**YOUR OBJECTIVE**
Please render the lines starting at the one containing "text: payouts bbox=[703, 1041, 1088, 1106]" and ending at the one containing "coin stacks bbox=[170, 1050, 261, 1136]", both included, as a Markdown table with the columns Row and Line. Number each row and leave out blank lines.
** START **
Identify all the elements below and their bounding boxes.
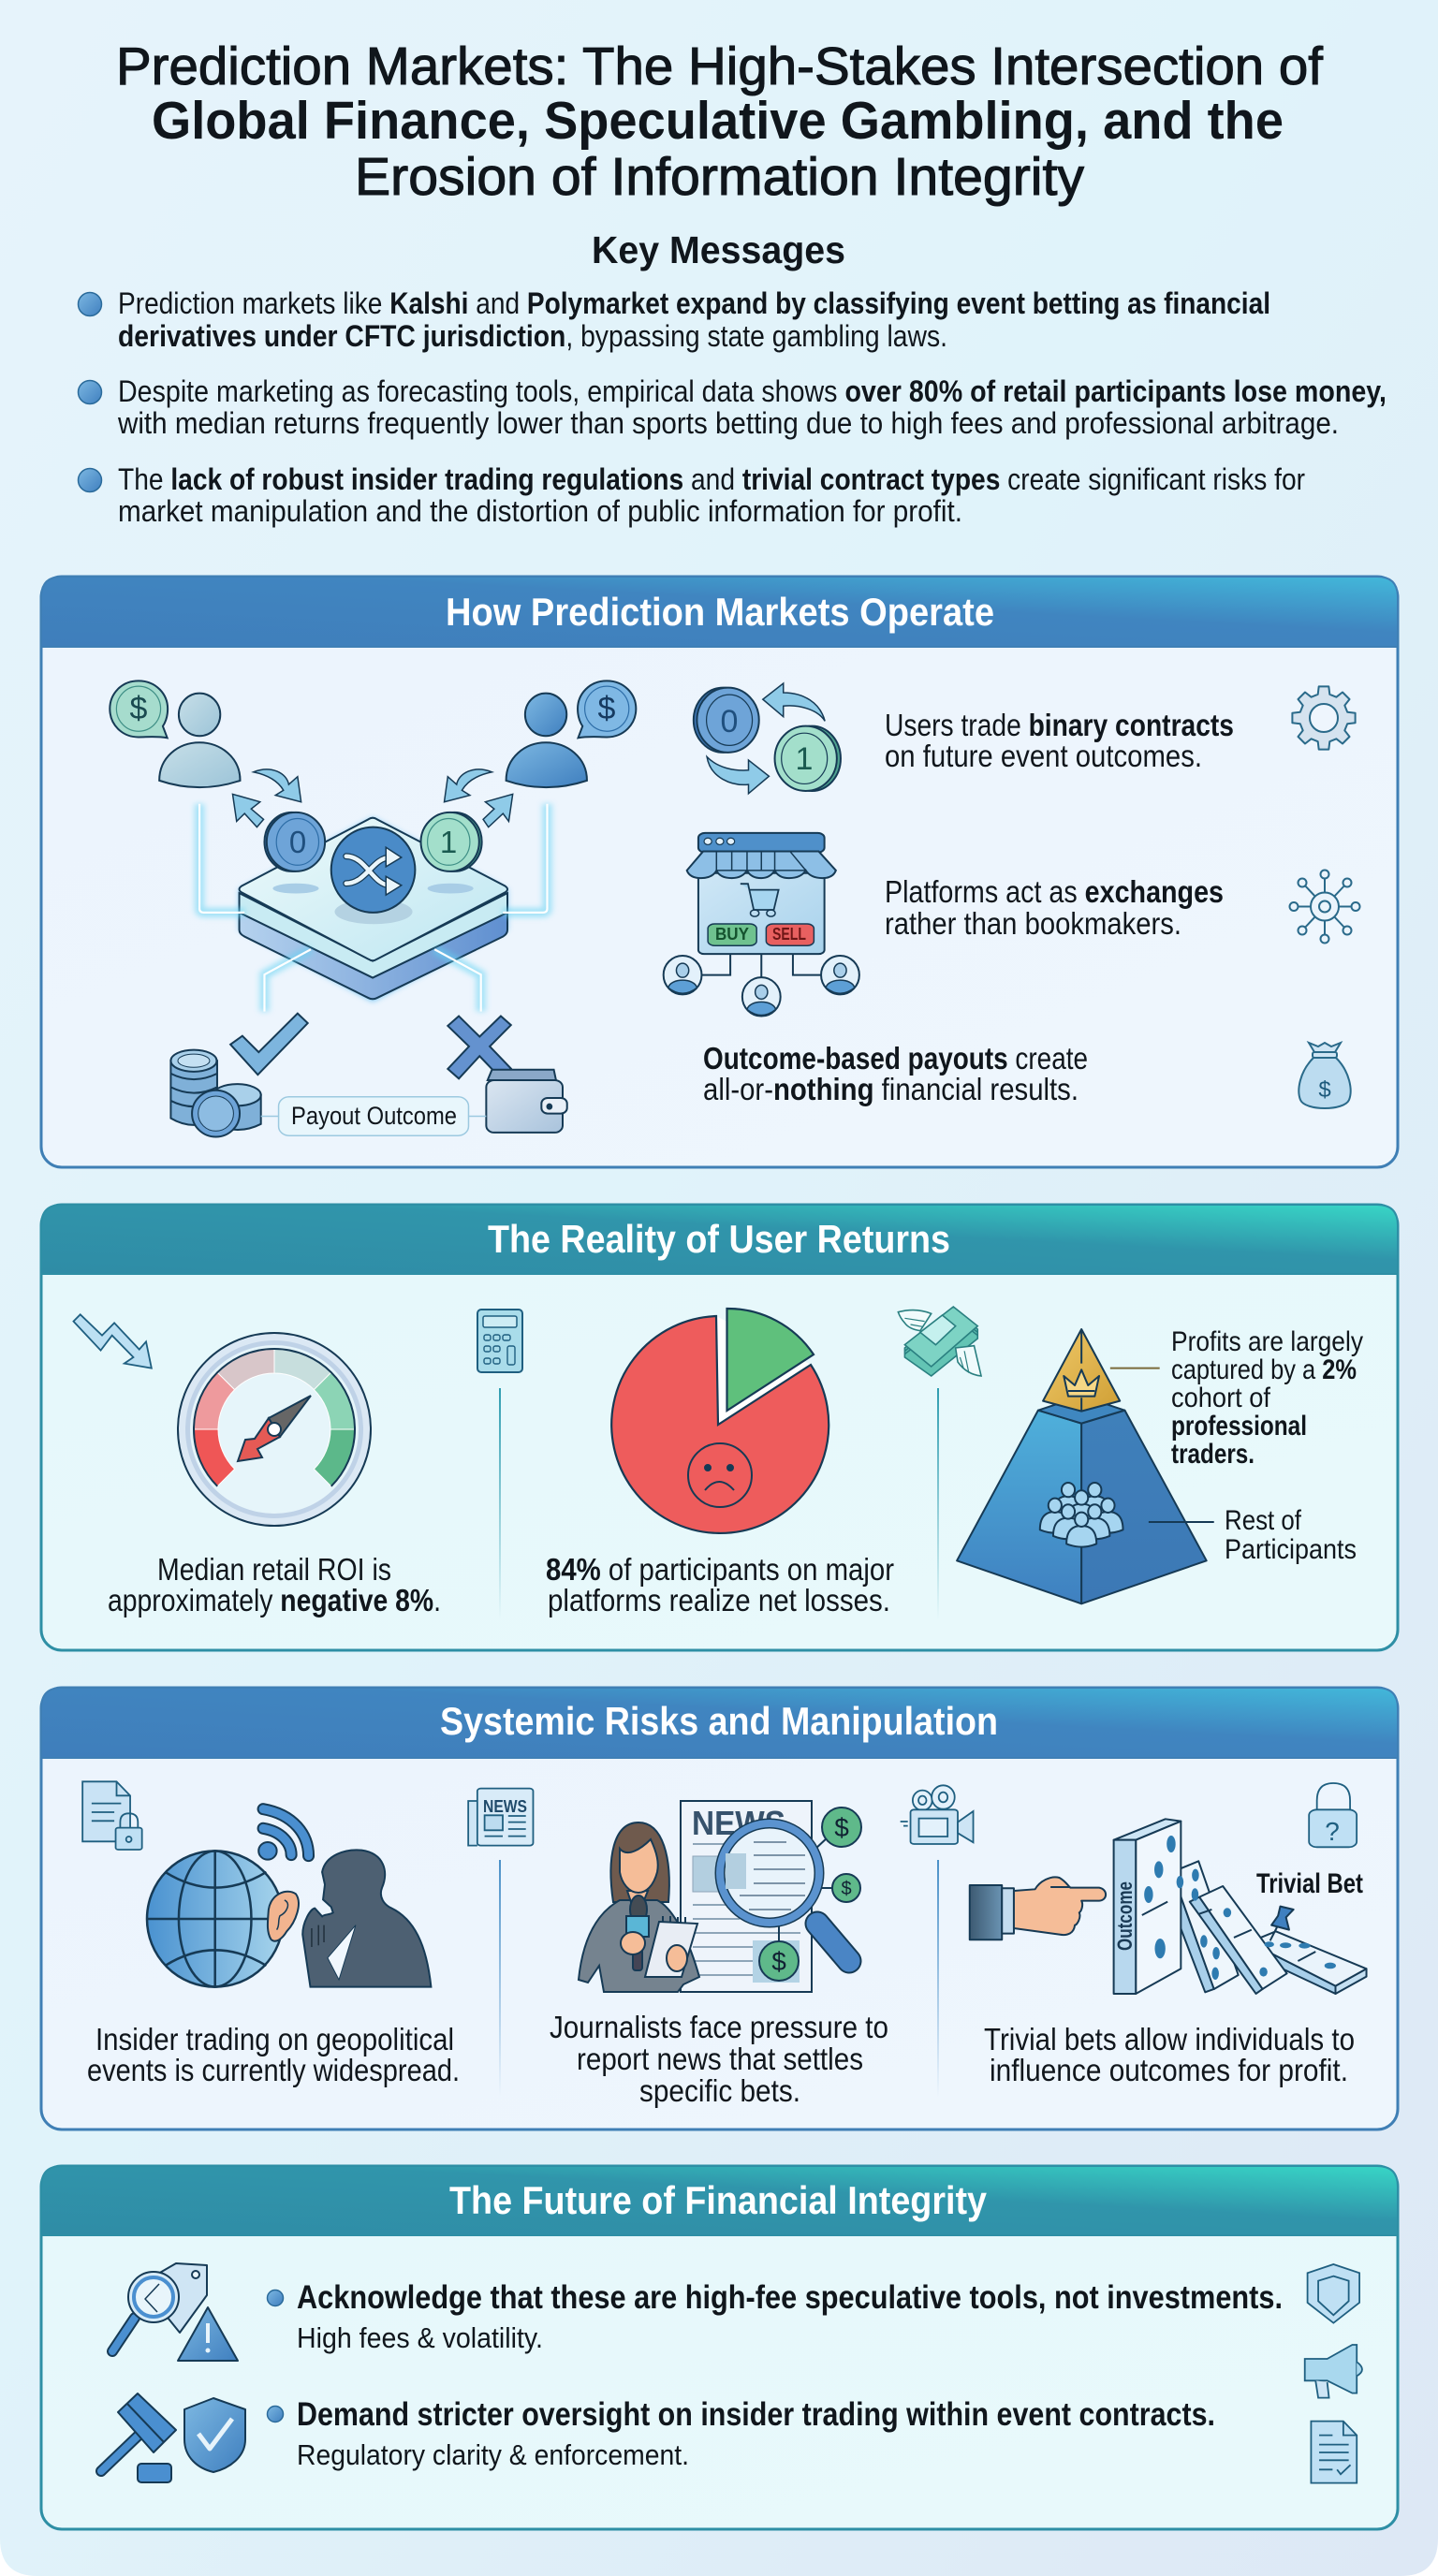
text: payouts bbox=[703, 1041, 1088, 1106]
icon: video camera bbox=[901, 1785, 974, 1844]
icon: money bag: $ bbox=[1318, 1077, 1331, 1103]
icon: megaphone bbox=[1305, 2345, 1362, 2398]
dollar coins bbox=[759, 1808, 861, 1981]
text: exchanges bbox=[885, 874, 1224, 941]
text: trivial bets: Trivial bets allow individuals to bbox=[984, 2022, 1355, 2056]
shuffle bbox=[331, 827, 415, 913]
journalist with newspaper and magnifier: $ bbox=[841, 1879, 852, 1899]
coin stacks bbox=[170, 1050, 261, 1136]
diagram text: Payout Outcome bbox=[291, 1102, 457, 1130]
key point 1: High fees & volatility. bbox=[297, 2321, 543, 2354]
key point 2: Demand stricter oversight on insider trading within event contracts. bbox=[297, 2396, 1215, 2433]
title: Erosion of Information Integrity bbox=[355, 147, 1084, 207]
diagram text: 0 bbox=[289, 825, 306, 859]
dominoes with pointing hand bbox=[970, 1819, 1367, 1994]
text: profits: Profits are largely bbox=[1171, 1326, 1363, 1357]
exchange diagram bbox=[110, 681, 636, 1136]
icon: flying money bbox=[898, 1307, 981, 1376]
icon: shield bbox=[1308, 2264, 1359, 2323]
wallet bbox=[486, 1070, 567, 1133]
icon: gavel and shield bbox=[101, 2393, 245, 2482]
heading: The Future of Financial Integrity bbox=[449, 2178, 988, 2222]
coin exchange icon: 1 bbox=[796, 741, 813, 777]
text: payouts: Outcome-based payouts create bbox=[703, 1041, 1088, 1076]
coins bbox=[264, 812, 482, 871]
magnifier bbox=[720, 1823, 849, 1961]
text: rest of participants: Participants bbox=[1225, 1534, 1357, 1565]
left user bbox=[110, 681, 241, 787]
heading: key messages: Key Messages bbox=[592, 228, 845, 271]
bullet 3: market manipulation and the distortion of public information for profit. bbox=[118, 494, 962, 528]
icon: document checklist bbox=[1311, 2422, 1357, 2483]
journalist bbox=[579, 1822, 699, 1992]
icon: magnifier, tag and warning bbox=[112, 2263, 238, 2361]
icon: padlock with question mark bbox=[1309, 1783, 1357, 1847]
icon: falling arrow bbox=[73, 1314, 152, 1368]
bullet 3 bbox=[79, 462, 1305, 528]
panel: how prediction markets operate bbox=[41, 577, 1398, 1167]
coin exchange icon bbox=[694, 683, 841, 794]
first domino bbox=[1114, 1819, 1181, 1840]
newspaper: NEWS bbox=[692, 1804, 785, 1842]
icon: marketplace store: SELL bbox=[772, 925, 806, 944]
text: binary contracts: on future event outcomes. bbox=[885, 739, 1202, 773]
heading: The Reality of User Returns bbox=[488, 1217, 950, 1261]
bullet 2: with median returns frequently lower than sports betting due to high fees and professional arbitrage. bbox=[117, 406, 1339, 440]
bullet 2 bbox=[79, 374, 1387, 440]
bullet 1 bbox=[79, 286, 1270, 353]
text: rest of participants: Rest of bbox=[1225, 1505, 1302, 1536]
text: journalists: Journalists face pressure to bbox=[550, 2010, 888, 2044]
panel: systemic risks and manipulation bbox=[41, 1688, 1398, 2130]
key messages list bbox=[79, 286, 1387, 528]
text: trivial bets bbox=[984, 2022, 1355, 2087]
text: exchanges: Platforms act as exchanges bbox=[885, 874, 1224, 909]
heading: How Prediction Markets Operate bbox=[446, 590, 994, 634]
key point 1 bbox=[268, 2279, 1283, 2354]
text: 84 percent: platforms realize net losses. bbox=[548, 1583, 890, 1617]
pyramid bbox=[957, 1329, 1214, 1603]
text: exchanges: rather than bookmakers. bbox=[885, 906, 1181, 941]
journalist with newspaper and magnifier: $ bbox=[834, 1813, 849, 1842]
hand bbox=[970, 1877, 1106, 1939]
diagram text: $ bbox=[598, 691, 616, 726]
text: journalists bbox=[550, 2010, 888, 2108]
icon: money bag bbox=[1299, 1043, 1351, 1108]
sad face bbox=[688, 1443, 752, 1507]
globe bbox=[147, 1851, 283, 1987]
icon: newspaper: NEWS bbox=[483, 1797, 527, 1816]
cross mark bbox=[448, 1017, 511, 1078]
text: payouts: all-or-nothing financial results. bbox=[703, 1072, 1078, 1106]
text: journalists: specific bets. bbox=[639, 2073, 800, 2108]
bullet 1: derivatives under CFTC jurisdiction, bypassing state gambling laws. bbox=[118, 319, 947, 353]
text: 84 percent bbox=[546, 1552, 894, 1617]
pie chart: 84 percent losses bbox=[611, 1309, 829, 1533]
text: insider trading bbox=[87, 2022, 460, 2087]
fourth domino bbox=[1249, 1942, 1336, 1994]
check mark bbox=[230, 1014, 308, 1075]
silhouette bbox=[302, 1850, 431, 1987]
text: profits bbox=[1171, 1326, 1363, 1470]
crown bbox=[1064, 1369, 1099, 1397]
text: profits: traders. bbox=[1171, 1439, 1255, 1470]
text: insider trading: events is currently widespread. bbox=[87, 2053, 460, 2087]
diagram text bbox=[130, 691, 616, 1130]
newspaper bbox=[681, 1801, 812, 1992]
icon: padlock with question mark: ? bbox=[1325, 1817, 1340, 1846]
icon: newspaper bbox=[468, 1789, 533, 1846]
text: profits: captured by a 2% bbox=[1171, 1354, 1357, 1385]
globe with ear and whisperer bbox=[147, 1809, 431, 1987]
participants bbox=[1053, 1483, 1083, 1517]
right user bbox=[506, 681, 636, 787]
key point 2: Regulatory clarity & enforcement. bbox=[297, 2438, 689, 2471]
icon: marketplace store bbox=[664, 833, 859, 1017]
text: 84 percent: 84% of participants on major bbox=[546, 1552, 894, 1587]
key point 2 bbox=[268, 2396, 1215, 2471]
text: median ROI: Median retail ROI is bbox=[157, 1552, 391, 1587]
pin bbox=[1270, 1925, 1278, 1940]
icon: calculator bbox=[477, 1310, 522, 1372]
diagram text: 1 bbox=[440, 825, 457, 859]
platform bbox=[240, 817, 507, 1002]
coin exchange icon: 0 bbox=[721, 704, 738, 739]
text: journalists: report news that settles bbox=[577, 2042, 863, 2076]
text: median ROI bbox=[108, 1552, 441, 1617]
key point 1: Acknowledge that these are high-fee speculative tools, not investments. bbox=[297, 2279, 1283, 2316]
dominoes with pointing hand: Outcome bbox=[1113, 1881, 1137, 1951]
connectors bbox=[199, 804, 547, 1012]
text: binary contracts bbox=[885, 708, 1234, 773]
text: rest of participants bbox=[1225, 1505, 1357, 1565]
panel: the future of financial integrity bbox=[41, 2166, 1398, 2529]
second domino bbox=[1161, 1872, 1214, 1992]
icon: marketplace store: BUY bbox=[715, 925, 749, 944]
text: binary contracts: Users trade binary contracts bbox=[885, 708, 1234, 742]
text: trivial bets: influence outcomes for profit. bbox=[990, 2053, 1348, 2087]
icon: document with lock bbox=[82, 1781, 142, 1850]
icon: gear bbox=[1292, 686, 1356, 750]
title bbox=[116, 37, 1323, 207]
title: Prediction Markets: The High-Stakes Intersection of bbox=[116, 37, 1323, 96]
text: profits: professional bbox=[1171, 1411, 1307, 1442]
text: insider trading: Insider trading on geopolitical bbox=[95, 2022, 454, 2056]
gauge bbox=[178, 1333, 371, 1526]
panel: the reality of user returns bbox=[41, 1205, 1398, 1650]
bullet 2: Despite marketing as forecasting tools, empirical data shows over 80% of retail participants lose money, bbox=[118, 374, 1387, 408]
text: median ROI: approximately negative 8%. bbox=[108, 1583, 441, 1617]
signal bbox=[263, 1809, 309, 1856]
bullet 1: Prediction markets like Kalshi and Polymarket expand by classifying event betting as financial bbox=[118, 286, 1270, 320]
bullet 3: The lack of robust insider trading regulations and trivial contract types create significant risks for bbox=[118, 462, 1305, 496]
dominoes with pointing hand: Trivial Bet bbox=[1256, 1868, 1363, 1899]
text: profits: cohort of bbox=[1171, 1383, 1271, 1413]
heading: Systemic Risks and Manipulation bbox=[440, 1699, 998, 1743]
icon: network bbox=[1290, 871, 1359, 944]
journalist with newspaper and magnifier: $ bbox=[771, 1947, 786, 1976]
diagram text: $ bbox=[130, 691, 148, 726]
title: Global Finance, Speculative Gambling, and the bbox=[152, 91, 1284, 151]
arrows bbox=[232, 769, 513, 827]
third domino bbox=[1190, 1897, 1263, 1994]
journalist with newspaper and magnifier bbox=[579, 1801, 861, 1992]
** END **
**FINISHED EXERCISE**
| Row | Line |
|---|---|
| 1 | text: payouts bbox=[703, 1041, 1088, 1106] |
| 2 | icon: video camera bbox=[901, 1785, 974, 1844] |
| 3 | icon: money bag: $ bbox=[1318, 1077, 1331, 1103] |
| 4 | icon: megaphone bbox=[1305, 2345, 1362, 2398] |
| 5 | dollar coins bbox=[759, 1808, 861, 1981] |
| 6 | text: exchanges bbox=[885, 874, 1224, 941] |
| 7 | text: trivial bets: Trivial bets allow individuals to bbox=[984, 2022, 1355, 2056] |
| 8 | shuffle bbox=[331, 827, 415, 913] |
| 9 | journalist with newspaper and magnifier: $ bbox=[841, 1879, 852, 1899] |
| 10 | coin stacks bbox=[170, 1050, 261, 1136] |